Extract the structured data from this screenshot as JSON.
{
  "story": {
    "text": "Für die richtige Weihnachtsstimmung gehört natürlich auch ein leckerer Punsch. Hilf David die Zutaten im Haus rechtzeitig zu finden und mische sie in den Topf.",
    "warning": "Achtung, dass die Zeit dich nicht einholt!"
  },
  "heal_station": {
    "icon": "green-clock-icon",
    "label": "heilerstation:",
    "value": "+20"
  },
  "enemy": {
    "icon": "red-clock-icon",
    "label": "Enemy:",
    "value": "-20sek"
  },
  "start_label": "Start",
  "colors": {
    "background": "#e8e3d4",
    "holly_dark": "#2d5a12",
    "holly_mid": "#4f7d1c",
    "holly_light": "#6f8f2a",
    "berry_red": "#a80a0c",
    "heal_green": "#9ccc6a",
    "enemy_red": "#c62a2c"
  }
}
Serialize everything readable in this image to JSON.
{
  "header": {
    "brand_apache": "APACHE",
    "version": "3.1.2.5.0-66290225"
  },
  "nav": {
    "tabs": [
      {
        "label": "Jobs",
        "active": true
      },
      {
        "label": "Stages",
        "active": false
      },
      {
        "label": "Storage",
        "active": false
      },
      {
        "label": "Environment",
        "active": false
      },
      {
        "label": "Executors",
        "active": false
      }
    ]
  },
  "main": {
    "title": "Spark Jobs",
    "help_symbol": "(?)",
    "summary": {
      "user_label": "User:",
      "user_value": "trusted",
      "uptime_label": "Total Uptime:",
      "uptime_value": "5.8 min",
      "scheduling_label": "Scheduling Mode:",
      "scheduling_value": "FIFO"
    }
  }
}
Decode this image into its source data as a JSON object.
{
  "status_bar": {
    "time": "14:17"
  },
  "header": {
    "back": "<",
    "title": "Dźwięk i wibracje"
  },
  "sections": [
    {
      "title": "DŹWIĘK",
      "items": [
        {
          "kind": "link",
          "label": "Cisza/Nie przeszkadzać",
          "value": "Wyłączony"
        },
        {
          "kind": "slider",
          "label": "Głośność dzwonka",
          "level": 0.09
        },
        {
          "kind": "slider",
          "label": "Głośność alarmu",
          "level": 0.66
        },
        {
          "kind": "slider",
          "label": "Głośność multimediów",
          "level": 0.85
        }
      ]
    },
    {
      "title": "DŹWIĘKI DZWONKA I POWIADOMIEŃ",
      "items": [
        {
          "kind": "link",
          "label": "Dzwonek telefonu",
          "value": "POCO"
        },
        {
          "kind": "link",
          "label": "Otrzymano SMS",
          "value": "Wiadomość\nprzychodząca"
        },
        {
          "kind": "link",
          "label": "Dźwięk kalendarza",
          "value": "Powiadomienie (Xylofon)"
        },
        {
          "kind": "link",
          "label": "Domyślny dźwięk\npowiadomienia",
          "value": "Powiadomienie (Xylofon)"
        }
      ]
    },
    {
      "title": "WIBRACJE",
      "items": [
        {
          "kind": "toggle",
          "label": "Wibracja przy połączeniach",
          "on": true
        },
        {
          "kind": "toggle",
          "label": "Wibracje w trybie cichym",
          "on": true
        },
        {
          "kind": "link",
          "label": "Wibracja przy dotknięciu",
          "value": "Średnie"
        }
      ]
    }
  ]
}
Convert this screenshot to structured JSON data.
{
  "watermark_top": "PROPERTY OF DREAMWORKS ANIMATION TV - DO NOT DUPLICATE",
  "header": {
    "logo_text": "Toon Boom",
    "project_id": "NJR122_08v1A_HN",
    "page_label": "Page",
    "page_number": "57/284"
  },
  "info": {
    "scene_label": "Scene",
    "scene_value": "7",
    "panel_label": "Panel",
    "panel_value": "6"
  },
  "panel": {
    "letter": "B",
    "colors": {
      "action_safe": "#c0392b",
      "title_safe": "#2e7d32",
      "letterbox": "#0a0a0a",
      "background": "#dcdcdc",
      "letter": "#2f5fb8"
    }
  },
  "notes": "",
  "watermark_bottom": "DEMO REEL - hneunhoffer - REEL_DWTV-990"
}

======

→ **Short problem**
Copy out every line that includes the word "image".

→ **Solution**
Serialize everything readable in this image to JSON.
Decode this image into its source data as a JSON object.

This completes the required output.